── Records for this task
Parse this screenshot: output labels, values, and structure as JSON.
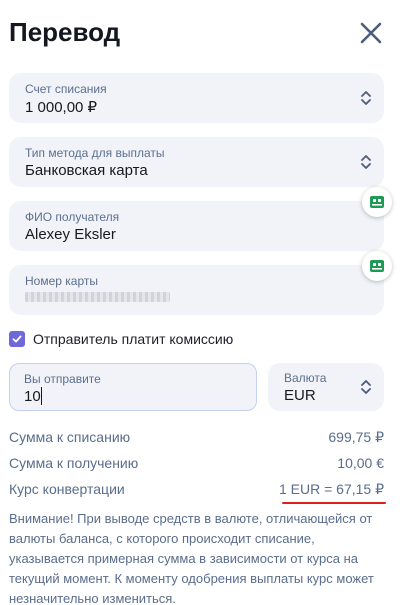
{
  "header": {
    "title": "Перевод"
  },
  "debit_account": {
    "label": "Счет списания",
    "value": "1 000,00 ₽"
  },
  "payout_method": {
    "label": "Тип метода для выплаты",
    "value": "Банковская карта"
  },
  "recipient": {
    "label": "ФИО получателя",
    "value": "Alexey Eksler"
  },
  "card_number": {
    "label": "Номер карты"
  },
  "commission": {
    "label": "Отправитель платит комиссию",
    "checked": true
  },
  "send": {
    "label": "Вы отправите",
    "value": "10"
  },
  "currency": {
    "label": "Валюта",
    "value": "EUR"
  },
  "summary": {
    "debit_label": "Сумма к списанию",
    "debit_value": "699,75 ₽",
    "receive_label": "Сумма к получению",
    "receive_value": "10,00 €",
    "rate_label": "Курс конвертации",
    "rate_value": "1 EUR = 67,15 ₽"
  },
  "warning": "Внимание! При выводе средств в валюте, отличающейся от валюты баланса, с которого происходит списание, указывается примерная сумма в зависимости от курса на текущий момент. К моменту одобрения выплаты курс может незначительно измениться.",
  "colors": {
    "accent": "#6f68d8",
    "field_bg": "#f1f3f8",
    "muted_text": "#5a6d8c",
    "highlight_underline": "#e01e1e",
    "icon_green": "#1e9a55"
  },
  "icons": {
    "close": "close-icon",
    "stepper": "chevron-up-down-icon",
    "scan": "card-scan-icon",
    "check": "check-icon"
  }
}
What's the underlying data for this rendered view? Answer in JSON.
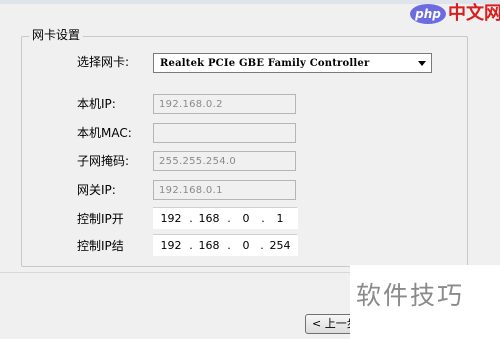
{
  "group": {
    "title": "网卡设置"
  },
  "nic": {
    "label": "选择网卡:",
    "value": "Realtek PCIe GBE Family Controller"
  },
  "fields": [
    {
      "label": "本机IP:",
      "value": "192.168.0.2"
    },
    {
      "label": "本机MAC:",
      "value": ""
    },
    {
      "label": "子网掩码:",
      "value": "255.255.254.0"
    },
    {
      "label": "网关IP:",
      "value": "192.168.0.1"
    }
  ],
  "ip_start": {
    "label": "控制IP开",
    "octets": [
      "192",
      "168",
      "0",
      "1"
    ]
  },
  "ip_end": {
    "label": "控制IP结",
    "octets": [
      "192",
      "168",
      "0",
      "254"
    ]
  },
  "buttons": {
    "prev": "< 上一步"
  },
  "branding": {
    "badge": "php",
    "site": "中文网",
    "watermark": "软件技巧"
  },
  "colors": {
    "badge_bg": "#6c6ce0",
    "site_text": "#d81e1e",
    "watermark": "#8a8a8a"
  }
}
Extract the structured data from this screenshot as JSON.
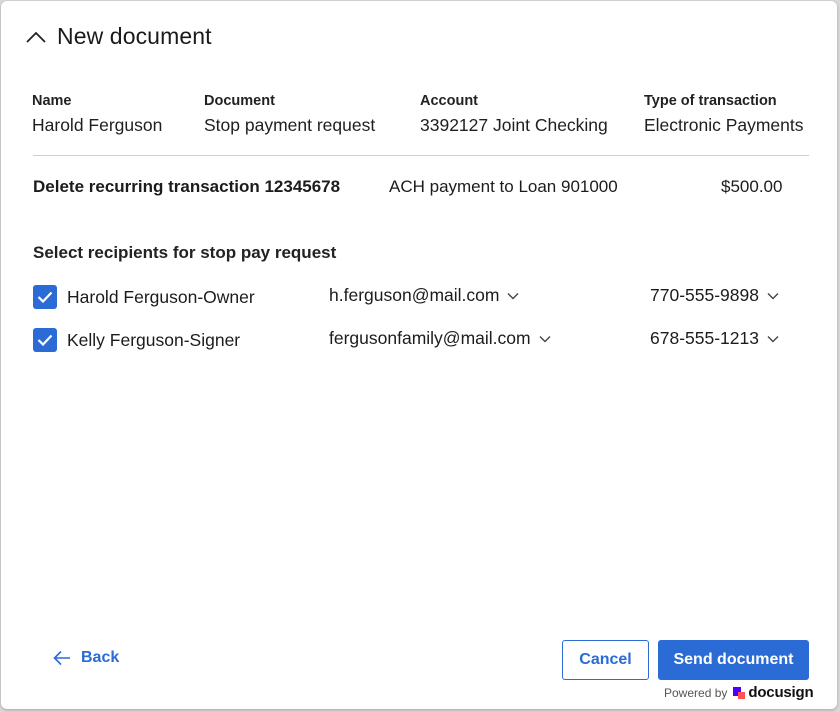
{
  "header": {
    "title": "New document",
    "collapse_icon": "chevron-up-icon"
  },
  "details": {
    "name": {
      "label": "Name",
      "value": "Harold Ferguson"
    },
    "document": {
      "label": "Document",
      "value": "Stop payment request"
    },
    "account": {
      "label": "Account",
      "value": "3392127 Joint Checking"
    },
    "transaction_type": {
      "label": "Type of transaction",
      "value": "Electronic Payments"
    }
  },
  "transaction": {
    "title": "Delete recurring transaction 12345678",
    "description": "ACH payment to Loan 901000",
    "amount": "$500.00"
  },
  "recipients_section": {
    "title": "Select recipients for stop pay request",
    "recipients": [
      {
        "name": "Harold Ferguson-Owner",
        "email": "h.ferguson@mail.com",
        "phone": "770-555-9898",
        "checked": true
      },
      {
        "name": "Kelly Ferguson-Signer",
        "email": "fergusonfamily@mail.com",
        "phone": "678-555-1213",
        "checked": true
      }
    ]
  },
  "footer": {
    "back_label": "Back",
    "cancel_label": "Cancel",
    "send_label": "Send document",
    "powered_by": "Powered by",
    "brand": "docusign"
  },
  "colors": {
    "accent": "#2a6bd6",
    "brand_purple": "#4c00ff",
    "brand_red": "#ff5252"
  }
}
────
*What is needed*. How many of the lines above include the string "JSON"? Answer with the number only.

*Solution for this exercise*. 3